Problem to work on =>
Make an exact copy of all the entries, with the pictures left out.

Stored dataset items =>
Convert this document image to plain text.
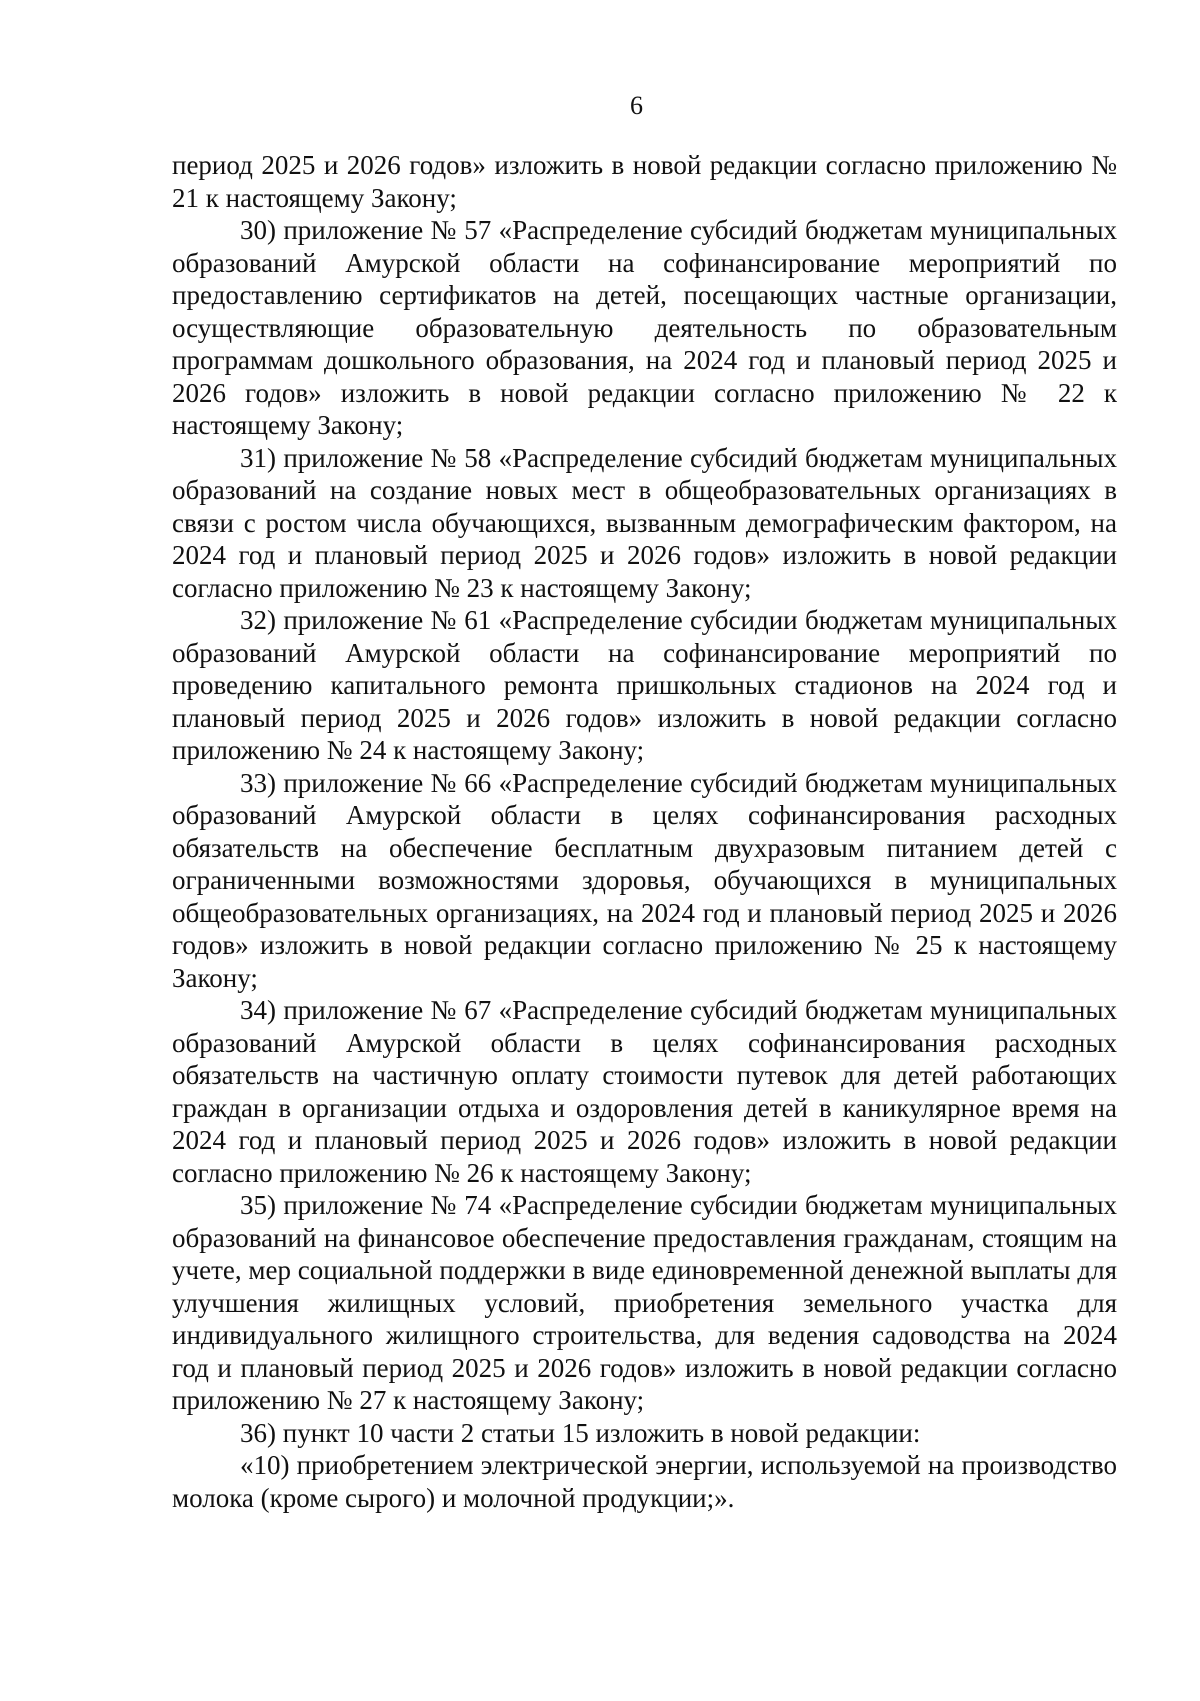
6

период 2025 и 2026 годов» изложить в новой редакции согласно приложению № 21 к настоящему Закону;

30) приложение № 57 «Распределение субсидий бюджетам муниципальных образований Амурской области на софинансирование мероприятий по предоставлению сертификатов на детей, посещающих частные организации, осуществляющие образовательную деятельность по образовательным программам дошкольного образования, на 2024 год и плановый период 2025 и 2026 годов» изложить в новой редакции согласно приложению № 22 к настоящему Закону;

31) приложение № 58 «Распределение субсидий бюджетам муниципальных образований на создание новых мест в общеобразовательных организациях в связи с ростом числа обучающихся, вызванным демографическим фактором, на 2024 год и плановый период 2025 и 2026 годов» изложить в новой редакции согласно приложению № 23 к настоящему Закону;

32) приложение № 61 «Распределение субсидии бюджетам муниципальных образований Амурской области на софинансирование мероприятий по проведению капитального ремонта пришкольных стадионов на 2024 год и плановый период 2025 и 2026 годов» изложить в новой редакции согласно приложению № 24 к настоящему Закону;

33) приложение № 66 «Распределение субсидий бюджетам муниципальных образований Амурской области в целях софинансирования расходных обязательств на обеспечение бесплатным двухразовым питанием детей с ограниченными возможностями здоровья, обучающихся в муниципальных общеобразовательных организациях, на 2024 год и плановый период 2025 и 2026 годов» изложить в новой редакции согласно приложению № 25 к настоящему Закону;

34) приложение № 67 «Распределение субсидий бюджетам муниципальных образований Амурской области в целях софинансирования расходных обязательств на частичную оплату стоимости путевок для детей работающих граждан в организации отдыха и оздоровления детей в каникулярное время на 2024 год и плановый период 2025 и 2026 годов» изложить в новой редакции согласно приложению № 26 к настоящему Закону;

35) приложение № 74 «Распределение субсидии бюджетам муниципальных образований на финансовое обеспечение предоставления гражданам, стоящим на учете, мер социальной поддержки в виде единовременной денежной выплаты для улучшения жилищных условий, приобретения земельного участка для индивидуального жилищного строительства, для ведения садоводства на 2024 год и плановый период 2025 и 2026 годов» изложить в новой редакции согласно приложению № 27 к настоящему Закону;

36) пункт 10 части 2 статьи 15 изложить в новой редакции:

«10) приобретением электрической энергии, используемой на производство молока (кроме сырого) и молочной продукции;».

Problem solution =>
Convert this document image to plain text.
6

период 2025 и 2026 годов» изложить в новой редакции согласно приложению № 21 к настоящему Закону;

30) приложение № 57 «Распределение субсидий бюджетам муниципальных образований Амурской области на софинансирование мероприятий по предоставлению сертификатов на детей, посещающих частные организации, осуществляющие образовательную деятельность по образовательным программам дошкольного образования, на 2024 год и плановый период 2025 и 2026 годов» изложить в новой редакции согласно приложению № 22 к настоящему Закону;

31) приложение № 58 «Распределение субсидий бюджетам муниципальных образований на создание новых мест в общеобразовательных организациях в связи с ростом числа обучающихся, вызванным демографическим фактором, на 2024 год и плановый период 2025 и 2026 годов» изложить в новой редакции согласно приложению № 23 к настоящему Закону;

32) приложение № 61 «Распределение субсидии бюджетам муниципальных образований Амурской области на софинансирование мероприятий по проведению капитального ремонта пришкольных стадионов на 2024 год и плановый период 2025 и 2026 годов» изложить в новой редакции согласно приложению № 24 к настоящему Закону;

33) приложение № 66 «Распределение субсидий бюджетам муниципальных образований Амурской области в целях софинансирования расходных обязательств на обеспечение бесплатным двухразовым питанием детей с ограниченными возможностями здоровья, обучающихся в муниципальных общеобразовательных организациях, на 2024 год и плановый период 2025 и 2026 годов» изложить в новой редакции согласно приложению № 25 к настоящему Закону;

34) приложение № 67 «Распределение субсидий бюджетам муниципальных образований Амурской области в целях софинансирования расходных обязательств на частичную оплату стоимости путевок для детей работающих граждан в организации отдыха и оздоровления детей в каникулярное время на 2024 год и плановый период 2025 и 2026 годов» изложить в новой редакции согласно приложению № 26 к настоящему Закону;

35) приложение № 74 «Распределение субсидии бюджетам муниципальных образований на финансовое обеспечение предоставления гражданам, стоящим на учете, мер социальной поддержки в виде единовременной денежной выплаты для улучшения жилищных условий, приобретения земельного участка для индивидуального жилищного строительства, для ведения садоводства на 2024 год и плановый период 2025 и 2026 годов» изложить в новой редакции согласно приложению № 27 к настоящему Закону;

36) пункт 10 части 2 статьи 15 изложить в новой редакции:

«10) приобретением электрической энергии, используемой на производство молока (кроме сырого) и молочной продукции;».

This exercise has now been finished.